0

In many cases, I have a function that accepts many strings:

export const acceptsManyStrings = (one: string, two: string, three: string) => {
    return one.slice(0,1) + two.slice(0,2) + three.slice(0,3);
}

because from a type perspective, the arguments are interchangeable, I may get the order wrong, pass two instead of one, or whatever.

Is there some way I could type each of the arguments somehow?

The only way I can think of is a dumb way, something like this:

export interface OneStr {
  one: string
}

export interface TwoStr {
  two: string
}

export interface ThreeStr {
  three: string
}

and then use it like so:

export const acceptsManyStrings = (one: OneStr, two: TwoStr, three: ThreeStr) => {
    return one.one.slice(0,1) + two.two.slice(0,2) + three.three.slice(0,3);
}

but that solution is pretty suboptimal for the obvious reasons. Any ideas?
* * * *
- Directions:
1 > Can you sum up the TypeScript question in two sentences?
2 > In the TypeScript question, could you rename "acceptsManyStrings" to "joinPrefixes" and give back the stretch from "In many cases, I" through "the arguments somehow?"?
3 > Could you go on with the TypeScript question from where it stops?

- Collected data:
* * * *
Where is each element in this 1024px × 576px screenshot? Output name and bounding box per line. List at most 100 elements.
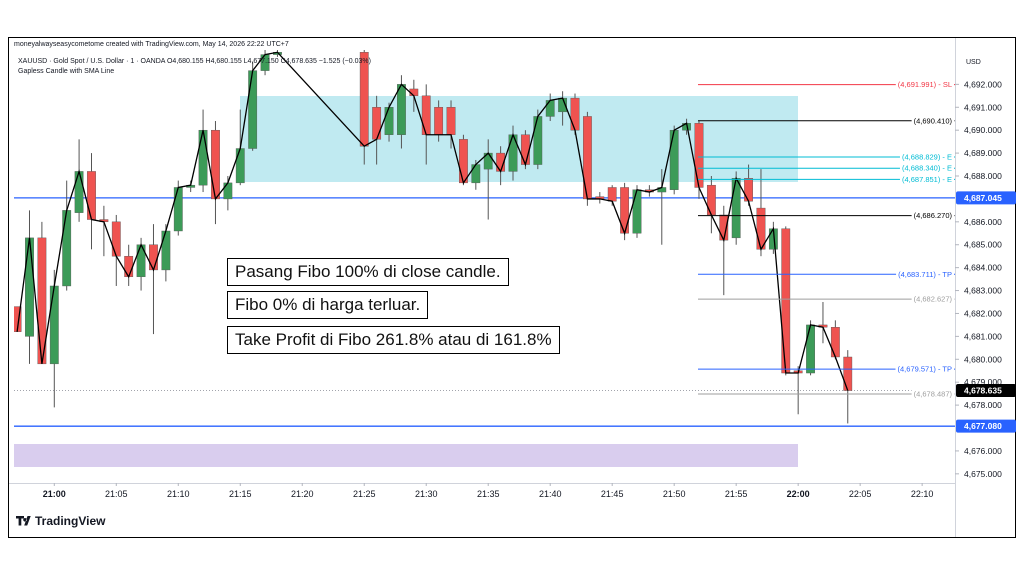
* * * *
- Expected results:
1 > The poster has a function that takes three string arguments and worries that, because the arguments are interchangeable by type, they could be passed in the wrong order. The only alternative they can think of is wrapping each string in its own interface, which they call pretty suboptimal, so they ask for other ideas.

2 >
In many cases, I have a function that accepts many strings:

export const joinPrefixes = (one: string, two: string, three: string) => {
    return one.slice(0,1) + two.slice(0,2) + three.slice(0,3);
}

because from a type perspective, the arguments are interchangeable, I may get the order wrong, pass two instead of one, or whatever.

Is there some way I could type each of the arguments somehow?

3 >
Alexander Mills
  • 90,741
  • 139
  • 482
  • 817

1 Answers1

4

If you want to avoid the posibility of wrong parameter order, I would recommend you use a single parameter and have it be an object containing all the curent arguments as fields. That way when calling it will be obvious which value is which parameter (this is a pretty common Javascript approach):

export const acceptsManyStrings = (o: { one: string, two: string, three: string }) => {
    return o.one.slice(0, 1) + o.two.slice(0, 2) + o.three.slice(0, 3);
}

acceptsManyStrings({ one: "", two:"", three:"" })

or using destructuring you could also do it like this:

export const acceptsManyStrings = ({ one, two, three }: { one: string, two: string, three: string }) => {
  return one.slice(0, 1) + two.slice(0, 2) + three.slice(0, 3);
};

You can create in Typescript types that are subtypes of string but are incompatible using branded types. 

// The branded types
type One = string & { readonly isOne: unique symbol };
type Two = string & { readonly isTwo: unique symbol };
type Three = string & { readonly isThree: unique symbol };

// The create branded types functions 
export const createOne = (o: string) => o as One;
export const createTwo = (o: string) => o as Two;
export const createThree = (o: string) => o as Three;  

export const acceptsManyStrings = (one: One, two: Two, three: Three) => {
    return one.slice(0, 1) + two.slice(0, 2) + three.slice(0, 3);
}

acceptsManyStrings(createOne(""), createTwo(""), createThree(""))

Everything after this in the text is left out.